▼

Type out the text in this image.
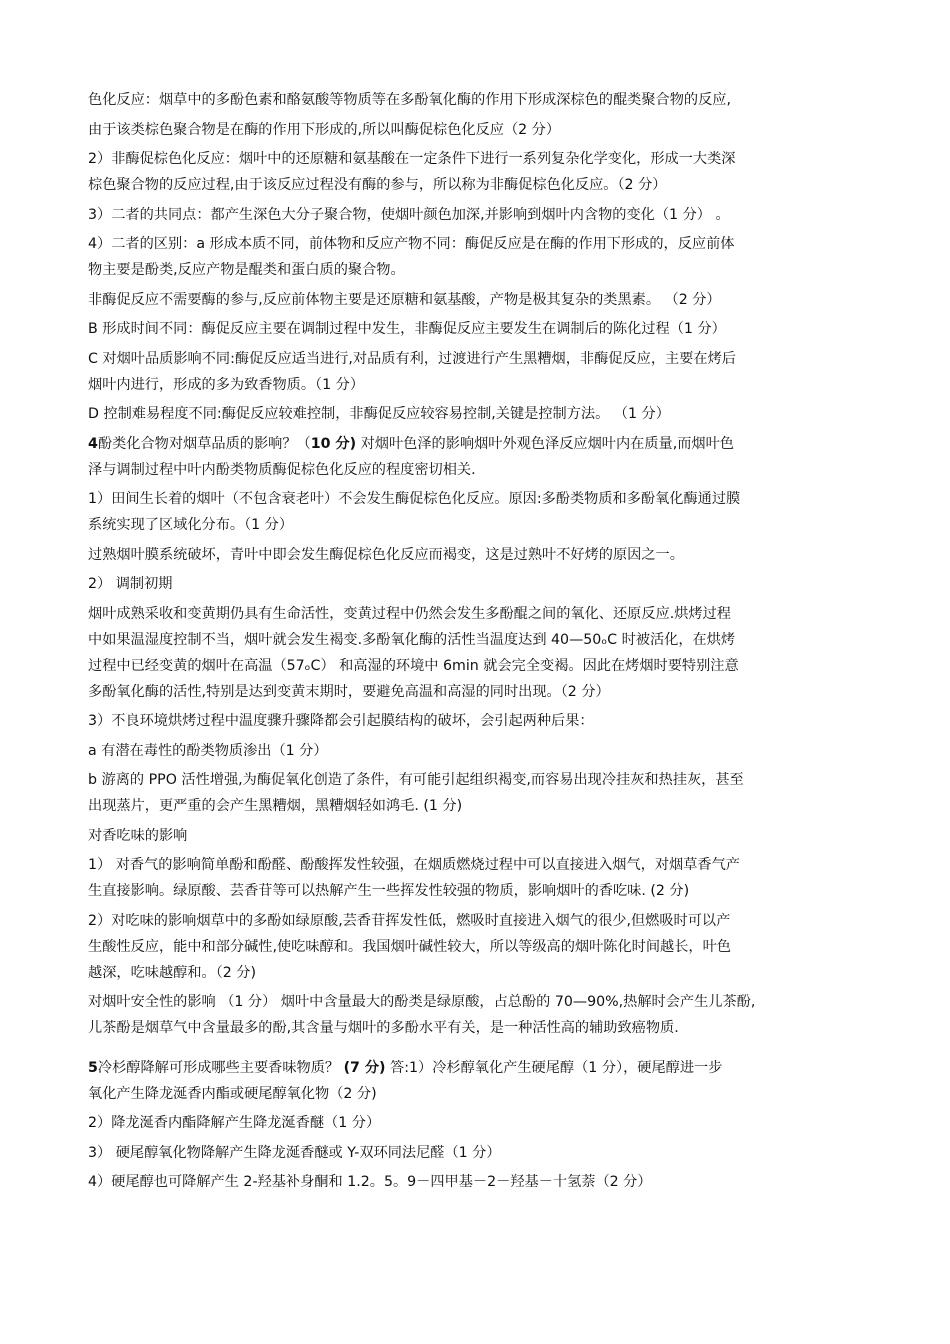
色化反应：烟草中的多酚色素和酪氨酸等物质等在多酚氧化酶的作用下形成深棕色的醌类聚合物的反应,
由于该类棕色聚合物是在酶的作用下形成的,所以叫酶促棕色化反应（2 分）
2）非酶促棕色化反应：烟叶中的还原糖和氨基酸在一定条件下进行一系列复杂化学变化，形成一大类深
棕色聚合物的反应过程,由于该反应过程没有酶的参与，所以称为非酶促棕色化反应。（2 分）
3）二者的共同点：都产生深色大分子聚合物，使烟叶颜色加深,并影响到烟叶内含物的变化（1 分） 。
4）二者的区别：a 形成本质不同，前体物和反应产物不同：酶促反应是在酶的作用下形成的，反应前体
物主要是酚类,反应产物是醌类和蛋白质的聚合物。
非酶促反应不需要酶的参与,反应前体物主要是还原糖和氨基酸，产物是极其复杂的类黑素。 （2 分）
B 形成时间不同：酶促反应主要在调制过程中发生，非酶促反应主要发生在调制后的陈化过程（1 分）
C 对烟叶品质影响不同:酶促反应适当进行,对品质有利，过渡进行产生黑糟烟，非酶促反应，主要在烤后
烟叶内进行，形成的多为致香物质。（1 分）
D 控制难易程度不同:酶促反应较难控制，非酶促反应较容易控制,关键是控制方法。 （1 分）
4酚类化合物对烟草品质的影响？（10 分) 对烟叶色泽的影响烟叶外观色泽反应烟叶内在质量,而烟叶色
泽与调制过程中叶内酚类物质酶促棕色化反应的程度密切相关.
1）田间生长着的烟叶（不包含衰老叶）不会发生酶促棕色化反应。原因:多酚类物质和多酚氧化酶通过膜
系统实现了区域化分布。（1 分）
过熟烟叶膜系统破坏，青叶中即会发生酶促棕色化反应而褐变，这是过熟叶不好烤的原因之一。
2） 调制初期
烟叶成熟采收和变黄期仍具有生命活性，变黄过程中仍然会发生多酚醌之间的氧化、还原反应.烘烤过程
中如果温湿度控制不当，烟叶就会发生褐变.多酚氧化酶的活性当温度达到 40—50ₒC 时被活化，在烘烤
过程中已经变黄的烟叶在高温（57ₒC） 和高湿的环境中 6min 就会完全变褐。因此在烤烟时要特别注意
多酚氧化酶的活性,特别是达到变黄末期时，要避免高温和高湿的同时出现。（2 分）
3）不良环境烘烤过程中温度骤升骤降都会引起膜结构的破坏，会引起两种后果：
a 有潜在毒性的酚类物质渗出（1 分）
b 游离的 PPO 活性增强,为酶促氧化创造了条件，有可能引起组织褐变,而容易出现冷挂灰和热挂灰，甚至
出现蒸片，更严重的会产生黑糟烟，黑糟烟轻如鸿毛. (1 分)
对香吃味的影响
1） 对香气的影响简单酚和酚醛、酚酸挥发性较强，在烟质燃烧过程中可以直接进入烟气，对烟草香气产
生直接影响。绿原酸、芸香苷等可以热解产生一些挥发性较强的物质，影响烟叶的香吃味. (2 分)
2）对吃味的影响烟草中的多酚如绿原酸,芸香苷挥发性低，燃吸时直接进入烟气的很少,但燃吸时可以产
生酸性反应，能中和部分碱性,使吃味醇和。我国烟叶碱性较大，所以等级高的烟叶陈化时间越长，叶色
越深，吃味越醇和。（2 分)
对烟叶安全性的影响 （1 分） 烟叶中含量最大的酚类是绿原酸，占总酚的 70—90%,热解时会产生儿茶酚,
儿茶酚是烟草气中含量最多的酚,其含量与烟叶的多酚水平有关，是一种活性高的辅助致癌物质.
5冷杉醇降解可形成哪些主要香味物质？ (7 分) 答:1）冷杉醇氧化产生硬尾醇（1 分），硬尾醇进一步
氧化产生降龙涎香内酯或硬尾醇氧化物（2 分)
2）降龙涎香内酯降解产生降龙涎香醚（1 分）
3） 硬尾醇氧化物降解产生降龙涎香醚或 Y-双环同法尼醛（1 分）
4）硬尾醇也可降解产生 2-羟基补身酮和 1.2。5。9－四甲基－2－羟基－十氢萘（2 分）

▲

Transcribe the material exactly, and leave out whatever pictures it holds.

Type out the text in this image.
色化反应：烟草中的多酚色素和酪氨酸等物质等在多酚氧化酶的作用下形成深棕色的醌类聚合物的反应,
由于该类棕色聚合物是在酶的作用下形成的,所以叫酶促棕色化反应（2 分）
2）非酶促棕色化反应：烟叶中的还原糖和氨基酸在一定条件下进行一系列复杂化学变化，形成一大类深
棕色聚合物的反应过程,由于该反应过程没有酶的参与，所以称为非酶促棕色化反应。（2 分）
3）二者的共同点：都产生深色大分子聚合物，使烟叶颜色加深,并影响到烟叶内含物的变化（1 分） 。
4）二者的区别：a 形成本质不同，前体物和反应产物不同：酶促反应是在酶的作用下形成的，反应前体
物主要是酚类,反应产物是醌类和蛋白质的聚合物。
非酶促反应不需要酶的参与,反应前体物主要是还原糖和氨基酸，产物是极其复杂的类黑素。 （2 分）
B 形成时间不同：酶促反应主要在调制过程中发生，非酶促反应主要发生在调制后的陈化过程（1 分）
C 对烟叶品质影响不同:酶促反应适当进行,对品质有利，过渡进行产生黑糟烟，非酶促反应，主要在烤后
烟叶内进行，形成的多为致香物质。（1 分）
D 控制难易程度不同:酶促反应较难控制，非酶促反应较容易控制,关键是控制方法。 （1 分）
4酚类化合物对烟草品质的影响？（10 分) 对烟叶色泽的影响烟叶外观色泽反应烟叶内在质量,而烟叶色
泽与调制过程中叶内酚类物质酶促棕色化反应的程度密切相关.
1）田间生长着的烟叶（不包含衰老叶）不会发生酶促棕色化反应。原因:多酚类物质和多酚氧化酶通过膜
系统实现了区域化分布。（1 分）
过熟烟叶膜系统破坏，青叶中即会发生酶促棕色化反应而褐变，这是过熟叶不好烤的原因之一。
2） 调制初期
烟叶成熟采收和变黄期仍具有生命活性，变黄过程中仍然会发生多酚醌之间的氧化、还原反应.烘烤过程
中如果温湿度控制不当，烟叶就会发生褐变.多酚氧化酶的活性当温度达到 40—50ₒC 时被活化，在烘烤
过程中已经变黄的烟叶在高温（57ₒC） 和高湿的环境中 6min 就会完全变褐。因此在烤烟时要特别注意
多酚氧化酶的活性,特别是达到变黄末期时，要避免高温和高湿的同时出现。（2 分）
3）不良环境烘烤过程中温度骤升骤降都会引起膜结构的破坏，会引起两种后果：
a 有潜在毒性的酚类物质渗出（1 分）
b 游离的 PPO 活性增强,为酶促氧化创造了条件，有可能引起组织褐变,而容易出现冷挂灰和热挂灰，甚至
出现蒸片，更严重的会产生黑糟烟，黑糟烟轻如鸿毛. (1 分)
对香吃味的影响
1） 对香气的影响简单酚和酚醛、酚酸挥发性较强，在烟质燃烧过程中可以直接进入烟气，对烟草香气产
生直接影响。绿原酸、芸香苷等可以热解产生一些挥发性较强的物质，影响烟叶的香吃味. (2 分)
2）对吃味的影响烟草中的多酚如绿原酸,芸香苷挥发性低，燃吸时直接进入烟气的很少,但燃吸时可以产
生酸性反应，能中和部分碱性,使吃味醇和。我国烟叶碱性较大，所以等级高的烟叶陈化时间越长，叶色
越深，吃味越醇和。（2 分)
对烟叶安全性的影响 （1 分） 烟叶中含量最大的酚类是绿原酸，占总酚的 70—90%,热解时会产生儿茶酚,
儿茶酚是烟草气中含量最多的酚,其含量与烟叶的多酚水平有关，是一种活性高的辅助致癌物质.
5冷杉醇降解可形成哪些主要香味物质？ (7 分) 答:1）冷杉醇氧化产生硬尾醇（1 分），硬尾醇进一步
氧化产生降龙涎香内酯或硬尾醇氧化物（2 分)
2）降龙涎香内酯降解产生降龙涎香醚（1 分）
3） 硬尾醇氧化物降解产生降龙涎香醚或 Y-双环同法尼醛（1 分）
4）硬尾醇也可降解产生 2-羟基补身酮和 1.2。5。9－四甲基－2－羟基－十氢萘（2 分）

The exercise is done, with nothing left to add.